» **Exercise details**
Reproduce every one of the rows below verbatim, with no alterations.

» **Records supplied**
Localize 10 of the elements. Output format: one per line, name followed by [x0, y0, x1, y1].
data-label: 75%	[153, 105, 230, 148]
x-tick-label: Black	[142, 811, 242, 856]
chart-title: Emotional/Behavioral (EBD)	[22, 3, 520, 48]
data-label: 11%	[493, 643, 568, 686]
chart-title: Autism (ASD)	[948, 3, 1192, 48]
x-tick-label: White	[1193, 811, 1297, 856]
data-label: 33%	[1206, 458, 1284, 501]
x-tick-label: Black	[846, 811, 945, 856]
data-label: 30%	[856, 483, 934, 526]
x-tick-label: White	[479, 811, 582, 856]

» **Expected answer**
Localize 10 of the elements. Output format: one per line, name followed by [x0, y0, x1, y1].
data-label: 75%	[153, 105, 230, 148]
x-tick-label: Black	[142, 811, 242, 856]
chart-title: Emotional/Behavioral (EBD)	[22, 3, 520, 48]
data-label: 11%	[493, 643, 568, 686]
chart-title: Autism (ASD)	[948, 3, 1192, 48]
x-tick-label: White	[1193, 811, 1297, 856]
data-label: 33%	[1206, 458, 1284, 501]
x-tick-label: Black	[846, 811, 945, 856]
data-label: 30%	[856, 483, 934, 526]
x-tick-label: White	[479, 811, 582, 856]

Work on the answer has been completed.